(Stored data)
⟨

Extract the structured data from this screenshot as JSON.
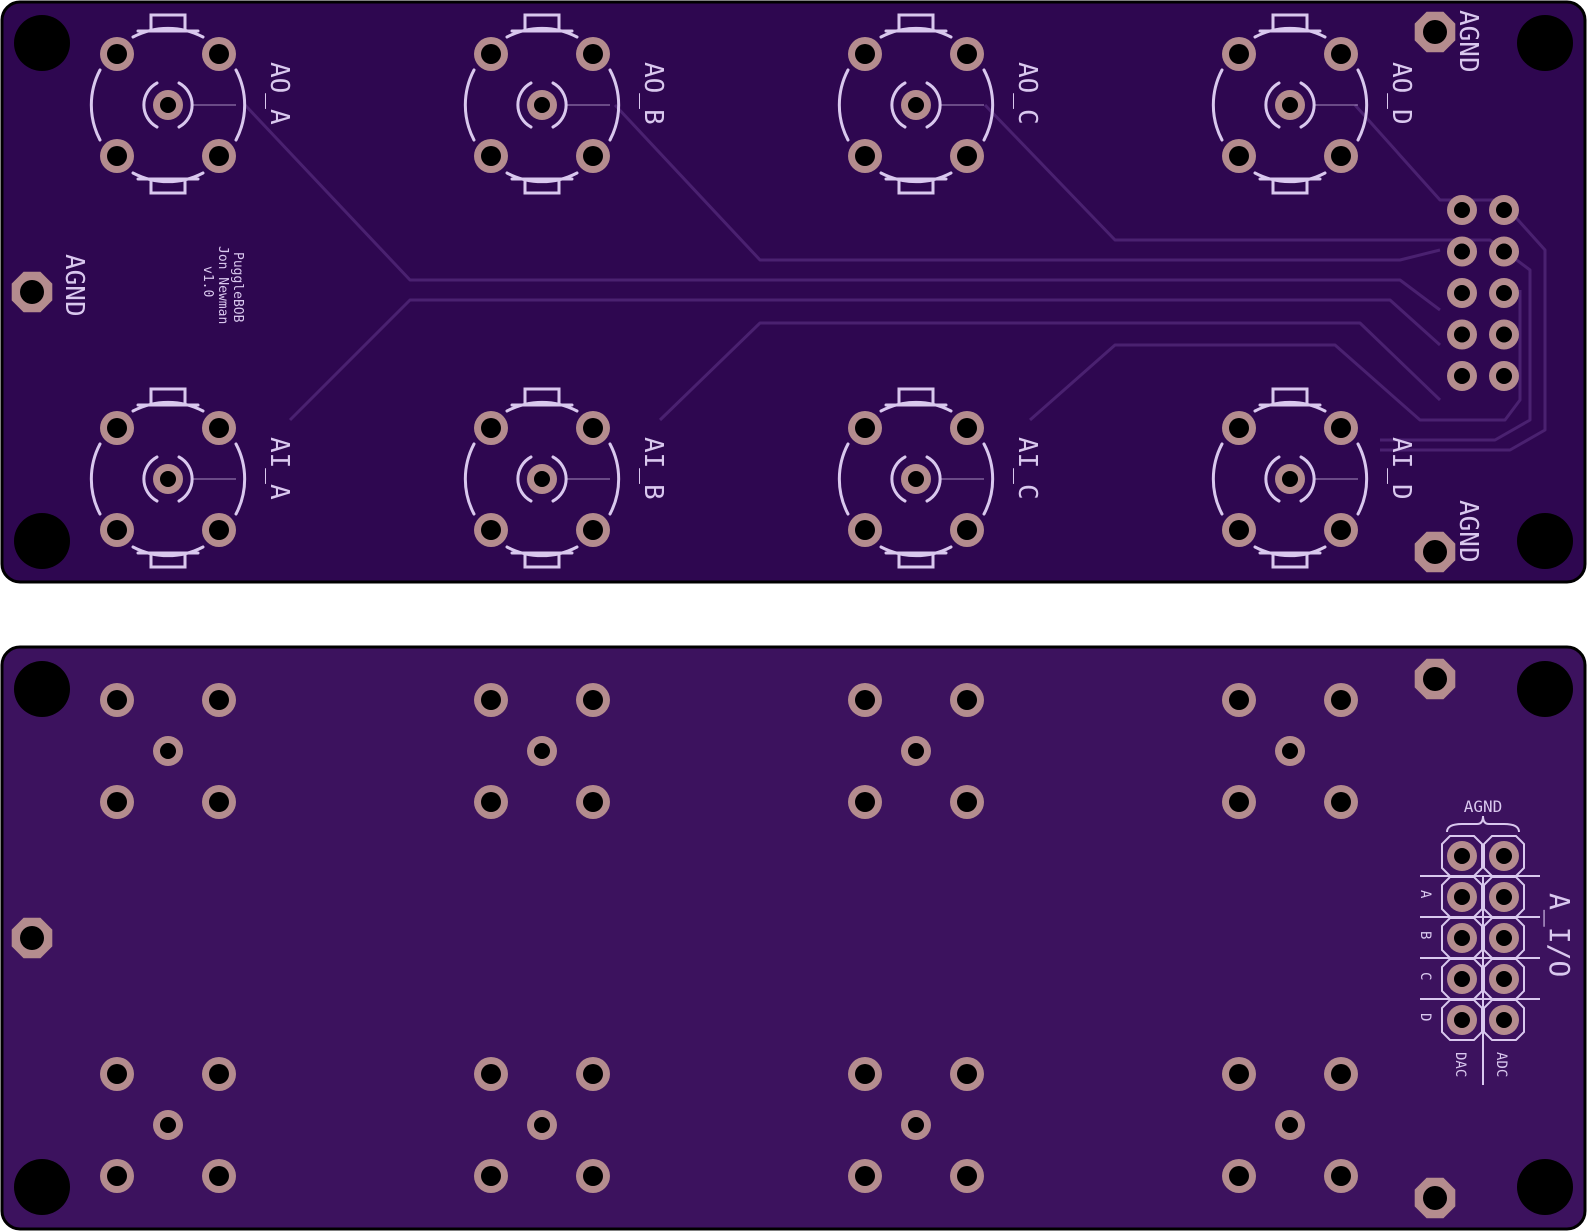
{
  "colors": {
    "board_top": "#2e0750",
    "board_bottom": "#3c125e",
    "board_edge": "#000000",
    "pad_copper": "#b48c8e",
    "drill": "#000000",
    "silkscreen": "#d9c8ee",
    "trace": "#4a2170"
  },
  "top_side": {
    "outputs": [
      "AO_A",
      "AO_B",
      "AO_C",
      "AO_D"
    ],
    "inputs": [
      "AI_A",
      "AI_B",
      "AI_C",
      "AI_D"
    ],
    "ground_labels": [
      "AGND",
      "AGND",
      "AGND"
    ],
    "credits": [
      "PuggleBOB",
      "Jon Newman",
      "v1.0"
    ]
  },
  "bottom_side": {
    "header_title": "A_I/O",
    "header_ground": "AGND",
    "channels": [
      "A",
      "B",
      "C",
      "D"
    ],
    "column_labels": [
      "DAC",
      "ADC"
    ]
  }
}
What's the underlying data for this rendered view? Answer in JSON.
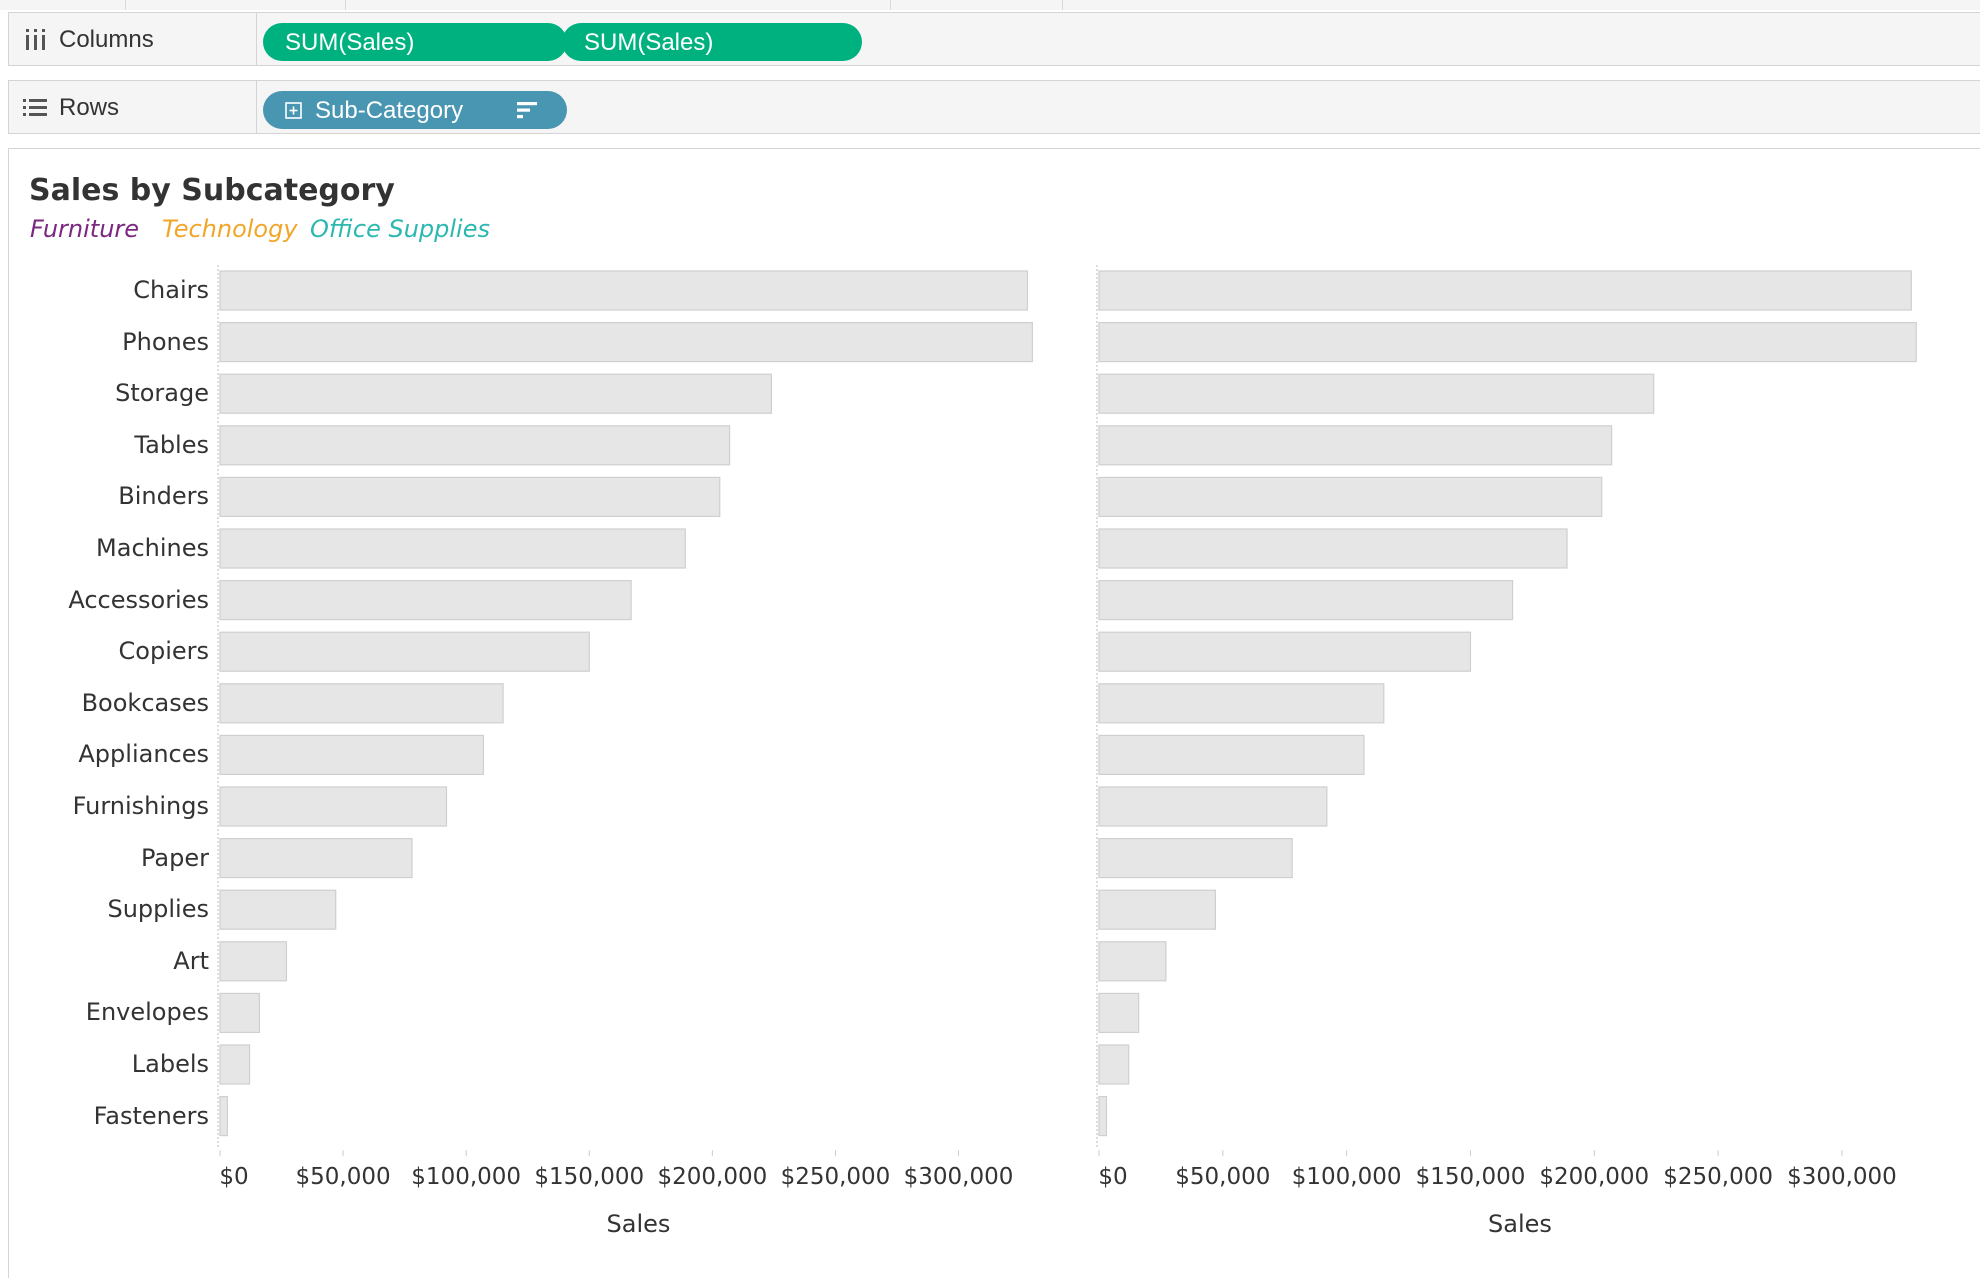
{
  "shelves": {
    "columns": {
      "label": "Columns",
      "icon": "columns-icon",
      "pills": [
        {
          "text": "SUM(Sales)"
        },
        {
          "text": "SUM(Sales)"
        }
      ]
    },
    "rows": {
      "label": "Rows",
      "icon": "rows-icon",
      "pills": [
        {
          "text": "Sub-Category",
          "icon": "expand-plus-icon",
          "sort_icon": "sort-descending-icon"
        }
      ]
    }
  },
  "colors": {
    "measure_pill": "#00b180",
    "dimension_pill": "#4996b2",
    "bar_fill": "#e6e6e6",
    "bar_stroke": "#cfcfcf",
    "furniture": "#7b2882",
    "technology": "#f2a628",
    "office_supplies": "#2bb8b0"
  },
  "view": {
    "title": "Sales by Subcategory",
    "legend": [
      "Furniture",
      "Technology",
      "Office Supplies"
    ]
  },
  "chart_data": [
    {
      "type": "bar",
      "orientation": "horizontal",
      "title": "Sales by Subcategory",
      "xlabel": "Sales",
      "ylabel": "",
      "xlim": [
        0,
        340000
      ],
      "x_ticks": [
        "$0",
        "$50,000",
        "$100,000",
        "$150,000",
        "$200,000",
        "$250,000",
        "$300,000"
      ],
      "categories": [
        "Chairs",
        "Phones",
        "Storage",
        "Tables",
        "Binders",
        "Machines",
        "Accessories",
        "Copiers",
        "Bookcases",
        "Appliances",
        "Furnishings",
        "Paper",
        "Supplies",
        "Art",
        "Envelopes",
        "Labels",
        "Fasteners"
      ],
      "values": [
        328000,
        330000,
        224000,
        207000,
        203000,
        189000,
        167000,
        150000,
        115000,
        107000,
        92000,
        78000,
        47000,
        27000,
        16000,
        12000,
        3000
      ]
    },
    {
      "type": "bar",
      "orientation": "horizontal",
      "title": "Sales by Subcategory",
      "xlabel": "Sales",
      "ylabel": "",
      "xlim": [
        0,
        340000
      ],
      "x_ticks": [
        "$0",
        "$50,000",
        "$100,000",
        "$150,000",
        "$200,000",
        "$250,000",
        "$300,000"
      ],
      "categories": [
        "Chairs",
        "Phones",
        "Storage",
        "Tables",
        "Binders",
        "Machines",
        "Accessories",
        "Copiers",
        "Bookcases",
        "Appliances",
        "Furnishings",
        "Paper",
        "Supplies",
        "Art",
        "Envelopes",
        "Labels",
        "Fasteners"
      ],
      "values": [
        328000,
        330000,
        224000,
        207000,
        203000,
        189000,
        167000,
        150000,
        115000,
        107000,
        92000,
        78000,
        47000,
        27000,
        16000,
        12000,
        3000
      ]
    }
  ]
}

⟩

Given task:
Locate the string "this" in the listing above and copy every line where it occurs.

Exercise response:
Extract the structured data from this screenshot as JSON.
What's the underlying data for this rendered view? Answer in JSON.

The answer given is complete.